**GIVEN PROBLEM**. Exactly as written, please set down all of the entries again, with no pictures.

Dataset excerpt
───

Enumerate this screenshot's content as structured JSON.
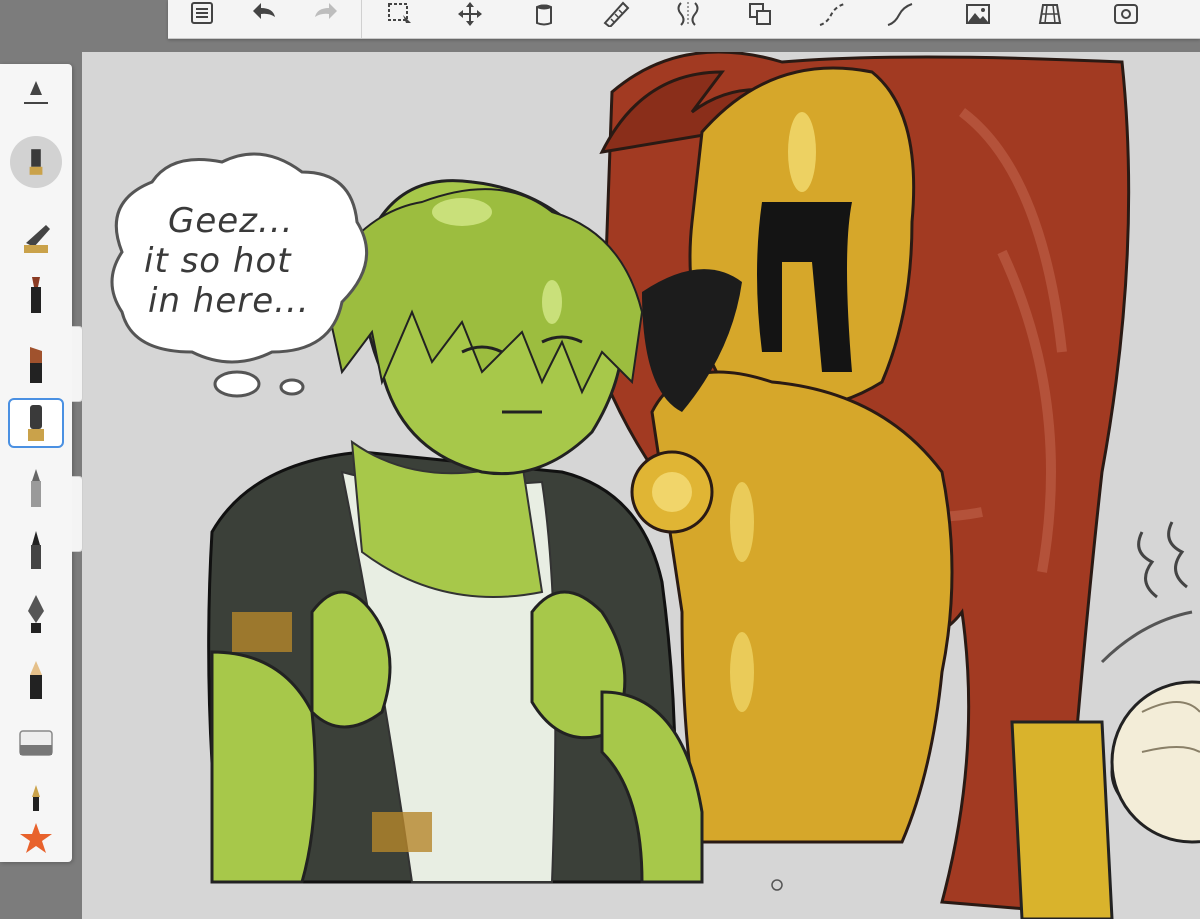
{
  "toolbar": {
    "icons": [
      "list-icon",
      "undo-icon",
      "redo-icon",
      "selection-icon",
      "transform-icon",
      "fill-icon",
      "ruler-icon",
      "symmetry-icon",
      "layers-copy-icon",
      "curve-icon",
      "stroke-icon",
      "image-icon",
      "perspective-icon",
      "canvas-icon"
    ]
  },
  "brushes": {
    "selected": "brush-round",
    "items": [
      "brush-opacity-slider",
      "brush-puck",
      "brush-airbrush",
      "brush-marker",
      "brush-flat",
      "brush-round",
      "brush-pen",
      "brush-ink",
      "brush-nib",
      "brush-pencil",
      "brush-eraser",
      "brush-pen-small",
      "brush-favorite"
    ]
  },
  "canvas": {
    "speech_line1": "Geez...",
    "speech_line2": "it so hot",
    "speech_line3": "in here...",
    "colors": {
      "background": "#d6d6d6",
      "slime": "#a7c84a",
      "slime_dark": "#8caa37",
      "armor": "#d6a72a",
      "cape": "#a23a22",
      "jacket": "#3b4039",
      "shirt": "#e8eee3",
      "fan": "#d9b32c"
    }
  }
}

───

**OUTPUT BELOW**.
Enumerate this screenshot's content as structured JSON.
{
  "toolbar": {
    "icons": [
      "list-icon",
      "undo-icon",
      "redo-icon",
      "selection-icon",
      "transform-icon",
      "fill-icon",
      "ruler-icon",
      "symmetry-icon",
      "layers-copy-icon",
      "curve-icon",
      "stroke-icon",
      "image-icon",
      "perspective-icon",
      "canvas-icon"
    ]
  },
  "brushes": {
    "selected": "brush-round",
    "items": [
      "brush-opacity-slider",
      "brush-puck",
      "brush-airbrush",
      "brush-marker",
      "brush-flat",
      "brush-round",
      "brush-pen",
      "brush-ink",
      "brush-nib",
      "brush-pencil",
      "brush-eraser",
      "brush-pen-small",
      "brush-favorite"
    ]
  },
  "canvas": {
    "speech_line1": "Geez...",
    "speech_line2": "it so hot",
    "speech_line3": "in here...",
    "colors": {
      "background": "#d6d6d6",
      "slime": "#a7c84a",
      "slime_dark": "#8caa37",
      "armor": "#d6a72a",
      "cape": "#a23a22",
      "jacket": "#3b4039",
      "shirt": "#e8eee3",
      "fan": "#d9b32c"
    }
  }
}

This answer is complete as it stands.